→ Short task: Go through the entries below and collect each line with the string "guerra" in it.
----------
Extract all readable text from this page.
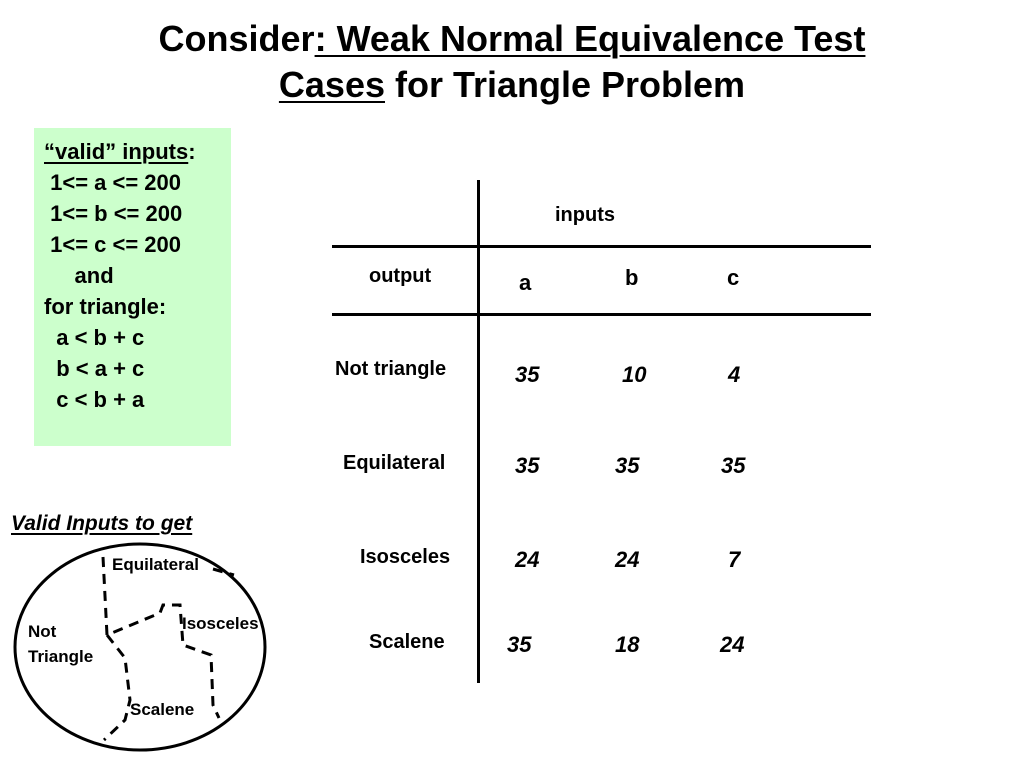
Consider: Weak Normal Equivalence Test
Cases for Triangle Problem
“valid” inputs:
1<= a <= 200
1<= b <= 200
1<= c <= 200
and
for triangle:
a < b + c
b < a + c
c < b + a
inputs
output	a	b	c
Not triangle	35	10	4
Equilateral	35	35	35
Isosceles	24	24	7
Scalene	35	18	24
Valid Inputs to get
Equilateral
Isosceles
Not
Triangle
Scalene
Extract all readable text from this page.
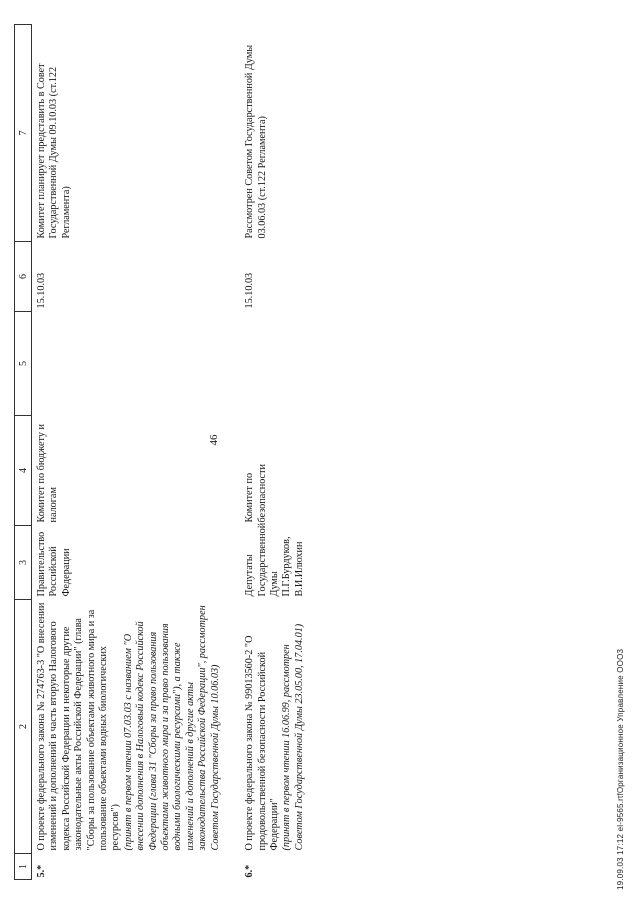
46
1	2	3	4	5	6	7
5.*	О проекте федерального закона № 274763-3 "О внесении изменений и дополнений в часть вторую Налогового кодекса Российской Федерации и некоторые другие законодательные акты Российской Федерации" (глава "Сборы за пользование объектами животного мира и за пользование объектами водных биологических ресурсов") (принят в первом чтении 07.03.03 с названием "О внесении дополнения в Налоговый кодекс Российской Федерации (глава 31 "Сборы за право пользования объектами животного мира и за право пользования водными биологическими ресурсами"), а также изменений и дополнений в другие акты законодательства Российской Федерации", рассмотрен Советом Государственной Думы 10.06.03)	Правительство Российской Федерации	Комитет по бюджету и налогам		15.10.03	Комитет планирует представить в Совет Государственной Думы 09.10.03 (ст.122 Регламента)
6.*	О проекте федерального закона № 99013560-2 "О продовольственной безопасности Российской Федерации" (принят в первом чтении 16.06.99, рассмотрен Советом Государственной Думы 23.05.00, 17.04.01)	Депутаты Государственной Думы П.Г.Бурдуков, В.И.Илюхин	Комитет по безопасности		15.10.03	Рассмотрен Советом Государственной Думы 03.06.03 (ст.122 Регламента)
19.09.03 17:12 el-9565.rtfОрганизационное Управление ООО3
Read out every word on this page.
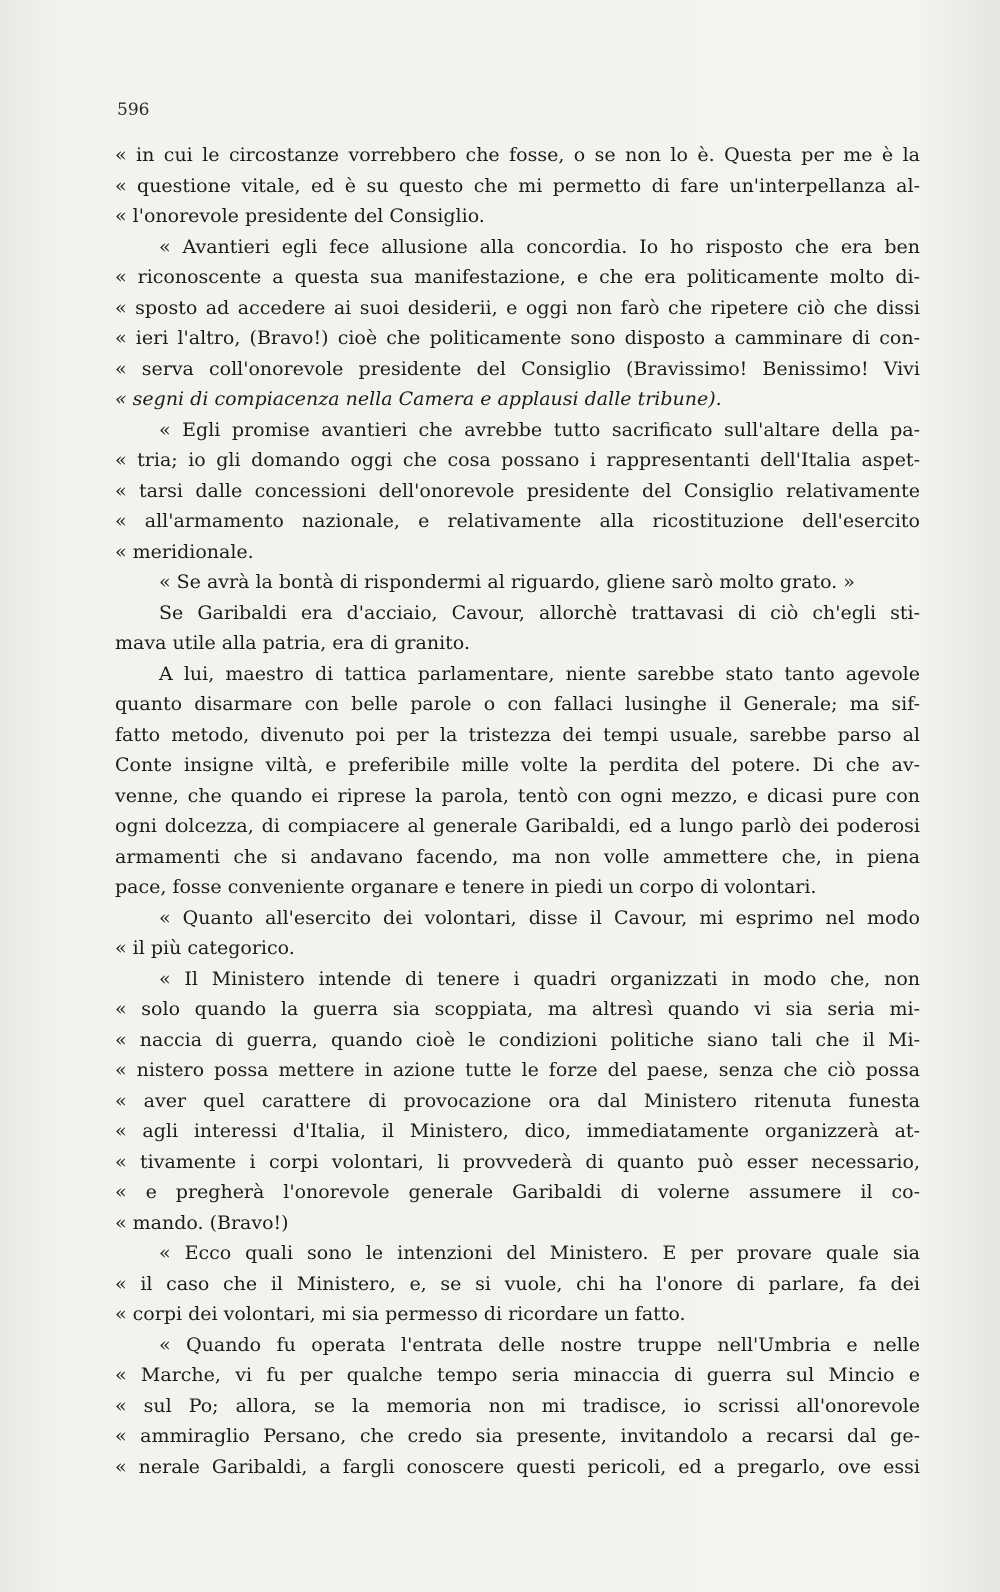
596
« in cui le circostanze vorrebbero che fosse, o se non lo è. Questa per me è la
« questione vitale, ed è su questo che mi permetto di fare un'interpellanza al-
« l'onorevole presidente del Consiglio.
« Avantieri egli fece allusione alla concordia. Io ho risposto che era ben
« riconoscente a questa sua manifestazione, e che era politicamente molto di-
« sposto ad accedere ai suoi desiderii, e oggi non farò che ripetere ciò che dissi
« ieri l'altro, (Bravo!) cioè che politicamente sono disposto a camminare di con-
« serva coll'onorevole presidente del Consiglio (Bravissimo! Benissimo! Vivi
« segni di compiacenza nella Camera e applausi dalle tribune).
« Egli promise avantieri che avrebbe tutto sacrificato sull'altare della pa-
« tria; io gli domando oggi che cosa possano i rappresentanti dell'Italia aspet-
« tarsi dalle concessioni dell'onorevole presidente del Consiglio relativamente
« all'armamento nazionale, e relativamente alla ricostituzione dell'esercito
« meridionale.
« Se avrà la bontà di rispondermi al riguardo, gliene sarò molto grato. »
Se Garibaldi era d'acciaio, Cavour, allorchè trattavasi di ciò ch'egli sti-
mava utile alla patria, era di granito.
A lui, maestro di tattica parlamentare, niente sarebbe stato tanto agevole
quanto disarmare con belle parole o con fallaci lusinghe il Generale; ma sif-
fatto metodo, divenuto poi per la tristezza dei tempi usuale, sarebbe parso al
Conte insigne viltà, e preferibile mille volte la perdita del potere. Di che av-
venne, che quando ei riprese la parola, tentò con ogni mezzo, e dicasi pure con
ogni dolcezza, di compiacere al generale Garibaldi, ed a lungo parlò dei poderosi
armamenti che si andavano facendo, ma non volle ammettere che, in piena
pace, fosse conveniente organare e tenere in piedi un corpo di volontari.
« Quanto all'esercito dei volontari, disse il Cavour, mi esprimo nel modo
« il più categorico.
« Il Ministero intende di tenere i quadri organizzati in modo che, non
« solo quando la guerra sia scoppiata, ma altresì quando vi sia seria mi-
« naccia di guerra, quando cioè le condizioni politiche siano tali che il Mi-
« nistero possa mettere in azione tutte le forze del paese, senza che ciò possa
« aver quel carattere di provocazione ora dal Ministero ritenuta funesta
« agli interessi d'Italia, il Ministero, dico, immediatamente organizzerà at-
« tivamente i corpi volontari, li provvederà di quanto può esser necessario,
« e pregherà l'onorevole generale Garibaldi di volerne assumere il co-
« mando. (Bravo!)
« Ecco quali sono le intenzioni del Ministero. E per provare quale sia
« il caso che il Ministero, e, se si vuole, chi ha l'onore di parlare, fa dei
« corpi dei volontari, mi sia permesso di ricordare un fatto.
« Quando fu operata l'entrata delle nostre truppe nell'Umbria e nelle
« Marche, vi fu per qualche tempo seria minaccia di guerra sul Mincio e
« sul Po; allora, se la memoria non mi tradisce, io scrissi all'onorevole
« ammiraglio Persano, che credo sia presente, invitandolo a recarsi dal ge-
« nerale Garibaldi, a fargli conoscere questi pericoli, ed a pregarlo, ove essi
----------
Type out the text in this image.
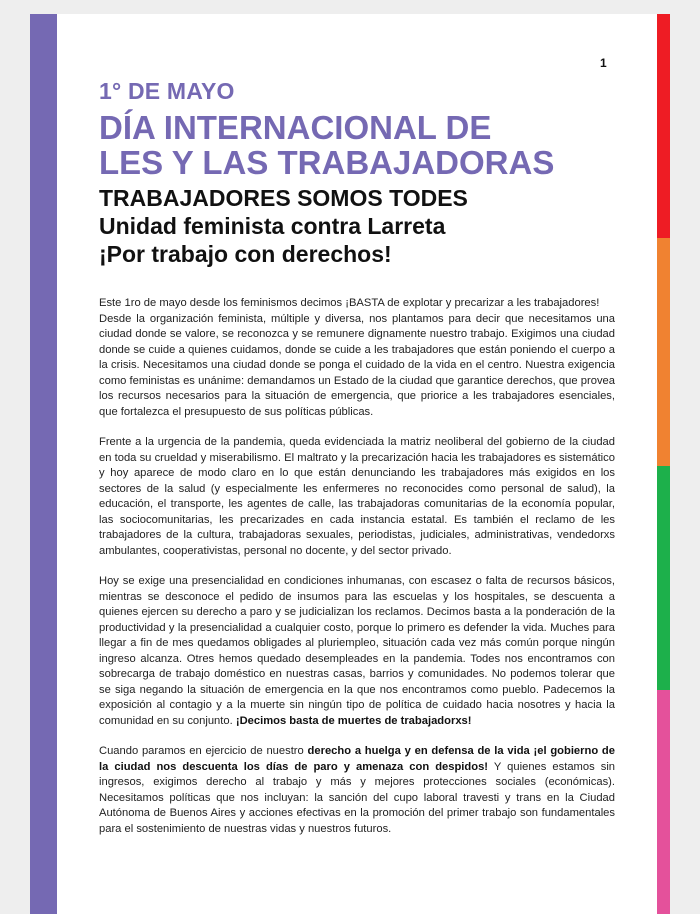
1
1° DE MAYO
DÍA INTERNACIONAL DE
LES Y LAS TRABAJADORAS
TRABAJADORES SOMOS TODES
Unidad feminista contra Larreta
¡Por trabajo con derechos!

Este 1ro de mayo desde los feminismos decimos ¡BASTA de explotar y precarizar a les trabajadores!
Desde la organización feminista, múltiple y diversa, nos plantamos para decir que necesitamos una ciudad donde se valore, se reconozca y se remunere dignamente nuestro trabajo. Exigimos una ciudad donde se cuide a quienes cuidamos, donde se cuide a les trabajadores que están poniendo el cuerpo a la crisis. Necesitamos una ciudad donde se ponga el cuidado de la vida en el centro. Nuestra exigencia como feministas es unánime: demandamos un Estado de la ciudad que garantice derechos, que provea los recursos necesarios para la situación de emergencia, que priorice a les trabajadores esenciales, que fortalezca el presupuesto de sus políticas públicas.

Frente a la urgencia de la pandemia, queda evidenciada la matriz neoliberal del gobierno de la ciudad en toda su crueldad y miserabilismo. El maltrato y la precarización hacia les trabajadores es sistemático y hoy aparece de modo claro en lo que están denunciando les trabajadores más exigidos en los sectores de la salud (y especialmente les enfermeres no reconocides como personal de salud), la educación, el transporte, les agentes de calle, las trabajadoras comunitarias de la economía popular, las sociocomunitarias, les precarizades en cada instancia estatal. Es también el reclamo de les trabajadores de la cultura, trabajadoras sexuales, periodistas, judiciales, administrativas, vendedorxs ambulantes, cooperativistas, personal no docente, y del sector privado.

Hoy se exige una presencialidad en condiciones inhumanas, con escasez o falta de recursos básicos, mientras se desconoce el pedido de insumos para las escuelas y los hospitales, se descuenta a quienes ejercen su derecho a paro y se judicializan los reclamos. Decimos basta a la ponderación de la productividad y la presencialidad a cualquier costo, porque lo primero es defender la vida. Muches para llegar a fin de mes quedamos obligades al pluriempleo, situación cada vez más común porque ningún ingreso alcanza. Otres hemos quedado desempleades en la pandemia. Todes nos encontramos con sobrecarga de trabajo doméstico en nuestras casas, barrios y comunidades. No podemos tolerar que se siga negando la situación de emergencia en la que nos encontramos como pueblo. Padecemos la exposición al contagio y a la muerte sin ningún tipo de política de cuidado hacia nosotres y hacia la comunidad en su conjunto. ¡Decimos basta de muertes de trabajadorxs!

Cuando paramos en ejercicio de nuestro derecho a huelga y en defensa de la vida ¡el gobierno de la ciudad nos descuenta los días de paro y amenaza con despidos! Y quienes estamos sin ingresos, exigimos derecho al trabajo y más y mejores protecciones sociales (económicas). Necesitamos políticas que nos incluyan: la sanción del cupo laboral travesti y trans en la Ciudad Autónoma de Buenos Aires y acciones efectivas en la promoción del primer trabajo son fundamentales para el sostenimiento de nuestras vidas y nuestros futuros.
----------
→ Task response:
« solo quando la guerra sia scoppiata, ma altresì quando vi sia seria mi-
« naccia di guerra, quando cioè le condizioni politiche siano tali che il Mi-
« Marche, vi fu per qualche tempo seria minaccia di guerra sul Mincio e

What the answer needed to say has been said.